### Kutipan Teks
_ _ _ _

Kajian epidemiologi tentang virus corona mengatakan bahwa wabah dari virus bisa diselesaikan dengan cara menghentikan munculnya inang baru.
Virus, sebagai makhluk dengan mekanisme hidup buta, ia akan mati dengan sendirinya setelah masa inkubasi selesai dan tidak ada inang baru yang bisa ditempeli.
Virus adalah makhluk yang kualitas kehendak dalam hidupnya lebih rendah dari hewan dan tumbuhan. Hewan dan tumbuhan memiliki naluri dengan bergerak ke sumber makanan yang dibutuhkan saat mereka kelaparan dan berusaha mempertahankan hidup.
Ayam dengan nalurinya akan terus menggaruk tanah untuk mencari cacing yang bisa dimakan. Pohon mangga akan terus tumbuh ke atas menuju sinar matahari agar proses fotosintesis semakin maksimal dan ia bisa makan dari hasil metabolisme. Virus tidaklah demikian, ketika tidak ada inang di depannya, ia tidak akan jalan-jalan untuk mencari inang baru untuk mempertahankan hidup.
Saat kita tahu tiga hal; pertama, virus tidak merambat mencari inang, kedua, virus yang bersifat patogen harus dihentikan penyebarannya, dan ketiga, salah satu inang virus adalah manusia, manusia sebagai pengemban amanah dituntut bergerak aktif untuk menghentikan pandemi ini.

_ _ _ _

### Daftar Tugas
A - Tolong jawab pertanyaan berikut berdasarkan kutipan tentang virus corona.
(i) Apa yang dicari ayam saat terus menggaruk tanah?
(ii) Ke arah mana pohon mangga terus tumbuh?
(iii) Kapan virus akan mati dengan sendirinya?
B - Tulis ulang bagian kutipan tentang virus corona dari "Virus, sebagai makhluk" sampai dengan "yang bisa ditempeli.", lalu ganti "inang baru" dengan "inang lain".

### Data yang Diberikan

_ _ _ _

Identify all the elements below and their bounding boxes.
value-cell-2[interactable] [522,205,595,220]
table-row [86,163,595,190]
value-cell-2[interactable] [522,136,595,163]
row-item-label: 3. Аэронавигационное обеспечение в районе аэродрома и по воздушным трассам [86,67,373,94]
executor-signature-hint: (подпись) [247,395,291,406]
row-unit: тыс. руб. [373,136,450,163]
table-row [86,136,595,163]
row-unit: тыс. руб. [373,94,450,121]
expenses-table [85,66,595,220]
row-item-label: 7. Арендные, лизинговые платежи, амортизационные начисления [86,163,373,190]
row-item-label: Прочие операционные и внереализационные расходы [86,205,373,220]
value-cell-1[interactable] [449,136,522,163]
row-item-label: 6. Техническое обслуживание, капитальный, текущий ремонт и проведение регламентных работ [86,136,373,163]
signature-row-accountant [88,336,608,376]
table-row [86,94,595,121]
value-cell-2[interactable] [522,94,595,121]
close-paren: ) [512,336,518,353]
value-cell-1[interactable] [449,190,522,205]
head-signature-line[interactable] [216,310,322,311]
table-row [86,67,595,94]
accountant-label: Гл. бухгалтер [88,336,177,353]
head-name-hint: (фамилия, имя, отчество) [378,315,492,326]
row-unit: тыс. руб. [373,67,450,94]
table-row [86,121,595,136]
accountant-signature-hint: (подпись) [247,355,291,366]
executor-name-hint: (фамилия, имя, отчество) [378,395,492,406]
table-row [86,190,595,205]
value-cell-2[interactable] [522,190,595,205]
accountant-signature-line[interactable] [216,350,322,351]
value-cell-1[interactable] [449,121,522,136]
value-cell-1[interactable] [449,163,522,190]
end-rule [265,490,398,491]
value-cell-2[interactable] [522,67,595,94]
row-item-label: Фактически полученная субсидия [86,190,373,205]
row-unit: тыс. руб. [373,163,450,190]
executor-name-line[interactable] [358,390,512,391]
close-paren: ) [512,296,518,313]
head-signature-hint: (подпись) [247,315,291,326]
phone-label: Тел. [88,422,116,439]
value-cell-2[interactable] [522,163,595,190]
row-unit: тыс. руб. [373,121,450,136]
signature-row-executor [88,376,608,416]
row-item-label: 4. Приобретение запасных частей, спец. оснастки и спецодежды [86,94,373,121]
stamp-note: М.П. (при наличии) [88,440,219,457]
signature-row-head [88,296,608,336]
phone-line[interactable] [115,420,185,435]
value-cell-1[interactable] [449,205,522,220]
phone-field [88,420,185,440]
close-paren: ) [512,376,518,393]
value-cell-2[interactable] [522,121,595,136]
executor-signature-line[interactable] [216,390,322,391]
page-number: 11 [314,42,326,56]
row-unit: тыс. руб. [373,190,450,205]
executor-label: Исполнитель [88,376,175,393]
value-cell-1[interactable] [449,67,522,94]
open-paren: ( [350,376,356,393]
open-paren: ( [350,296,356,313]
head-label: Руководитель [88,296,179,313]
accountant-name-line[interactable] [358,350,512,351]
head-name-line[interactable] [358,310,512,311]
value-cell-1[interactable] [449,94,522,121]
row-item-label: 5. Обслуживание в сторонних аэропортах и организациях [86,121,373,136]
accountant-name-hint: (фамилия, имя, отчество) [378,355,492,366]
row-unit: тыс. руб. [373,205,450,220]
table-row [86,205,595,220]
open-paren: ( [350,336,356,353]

_ _ _ _

### Jawaban Tiap Tugas
A -
(i) Cacing yang bisa dimakan.
(ii) Ke atas, menuju sinar matahari.
(iii) Setelah masa inkubasi selesai dan tidak ada inang baru yang bisa ditempeli.

B -
Virus, sebagai makhluk dengan mekanisme hidup buta, ia akan mati dengan sendirinya setelah masa inkubasi selesai dan tidak ada inang lain yang bisa ditempeli.